For each line of the data below that holds "percentile", copy the line.

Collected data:
____
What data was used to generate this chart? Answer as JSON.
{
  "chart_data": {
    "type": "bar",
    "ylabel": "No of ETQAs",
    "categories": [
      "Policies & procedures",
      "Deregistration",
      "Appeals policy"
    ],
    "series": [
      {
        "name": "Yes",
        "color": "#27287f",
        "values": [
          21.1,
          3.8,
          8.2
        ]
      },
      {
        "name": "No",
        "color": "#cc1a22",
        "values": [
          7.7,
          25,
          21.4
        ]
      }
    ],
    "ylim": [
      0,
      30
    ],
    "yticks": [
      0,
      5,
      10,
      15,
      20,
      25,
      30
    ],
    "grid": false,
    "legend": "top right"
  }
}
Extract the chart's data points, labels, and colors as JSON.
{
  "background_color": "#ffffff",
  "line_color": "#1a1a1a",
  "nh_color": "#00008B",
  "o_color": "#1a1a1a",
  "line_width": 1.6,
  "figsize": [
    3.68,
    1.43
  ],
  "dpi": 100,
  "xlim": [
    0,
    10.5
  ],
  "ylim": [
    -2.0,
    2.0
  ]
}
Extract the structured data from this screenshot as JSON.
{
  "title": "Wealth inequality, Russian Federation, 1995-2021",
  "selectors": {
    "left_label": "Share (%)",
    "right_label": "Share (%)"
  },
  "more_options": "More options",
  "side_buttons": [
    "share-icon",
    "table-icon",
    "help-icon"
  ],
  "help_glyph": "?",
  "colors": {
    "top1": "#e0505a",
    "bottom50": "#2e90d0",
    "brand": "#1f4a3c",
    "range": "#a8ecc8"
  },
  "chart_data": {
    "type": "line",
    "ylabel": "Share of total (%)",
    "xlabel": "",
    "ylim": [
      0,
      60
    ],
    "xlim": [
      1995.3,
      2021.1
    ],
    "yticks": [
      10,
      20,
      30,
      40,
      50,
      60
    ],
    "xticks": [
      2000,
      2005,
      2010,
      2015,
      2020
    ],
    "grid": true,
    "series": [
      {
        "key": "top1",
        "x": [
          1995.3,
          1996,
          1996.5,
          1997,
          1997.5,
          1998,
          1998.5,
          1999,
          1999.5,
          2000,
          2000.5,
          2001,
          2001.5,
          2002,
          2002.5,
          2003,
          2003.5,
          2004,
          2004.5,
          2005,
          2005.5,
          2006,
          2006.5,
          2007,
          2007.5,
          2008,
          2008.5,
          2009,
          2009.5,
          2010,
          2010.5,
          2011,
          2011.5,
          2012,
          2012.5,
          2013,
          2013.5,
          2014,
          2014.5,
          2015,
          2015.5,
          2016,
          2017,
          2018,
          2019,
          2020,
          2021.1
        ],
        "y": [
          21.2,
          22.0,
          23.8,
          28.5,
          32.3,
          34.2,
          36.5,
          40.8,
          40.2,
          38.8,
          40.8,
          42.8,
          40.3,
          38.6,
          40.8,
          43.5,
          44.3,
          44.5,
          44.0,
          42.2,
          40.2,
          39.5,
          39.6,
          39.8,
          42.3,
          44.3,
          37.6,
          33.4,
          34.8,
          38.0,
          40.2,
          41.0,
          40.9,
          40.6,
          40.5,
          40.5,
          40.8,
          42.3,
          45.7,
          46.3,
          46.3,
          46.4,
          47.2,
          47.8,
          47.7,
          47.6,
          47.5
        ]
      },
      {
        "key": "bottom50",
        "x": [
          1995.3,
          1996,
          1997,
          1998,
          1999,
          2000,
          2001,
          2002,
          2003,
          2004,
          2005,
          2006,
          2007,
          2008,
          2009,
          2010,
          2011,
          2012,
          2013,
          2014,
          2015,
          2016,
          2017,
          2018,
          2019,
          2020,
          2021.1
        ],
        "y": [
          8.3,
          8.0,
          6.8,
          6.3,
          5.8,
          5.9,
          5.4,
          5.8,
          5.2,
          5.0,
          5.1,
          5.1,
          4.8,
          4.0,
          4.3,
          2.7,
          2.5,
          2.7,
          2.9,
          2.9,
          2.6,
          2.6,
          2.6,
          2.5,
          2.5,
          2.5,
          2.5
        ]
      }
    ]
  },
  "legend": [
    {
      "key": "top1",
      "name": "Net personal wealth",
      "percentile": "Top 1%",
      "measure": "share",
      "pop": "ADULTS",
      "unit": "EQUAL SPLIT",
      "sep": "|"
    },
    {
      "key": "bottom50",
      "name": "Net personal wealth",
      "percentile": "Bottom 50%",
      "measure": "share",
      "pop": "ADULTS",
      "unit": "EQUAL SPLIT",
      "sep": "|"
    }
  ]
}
____
▶ **REPLY TO THE TASK**
      "percentile": "Top 1%",
      "percentile": "Bottom 50%",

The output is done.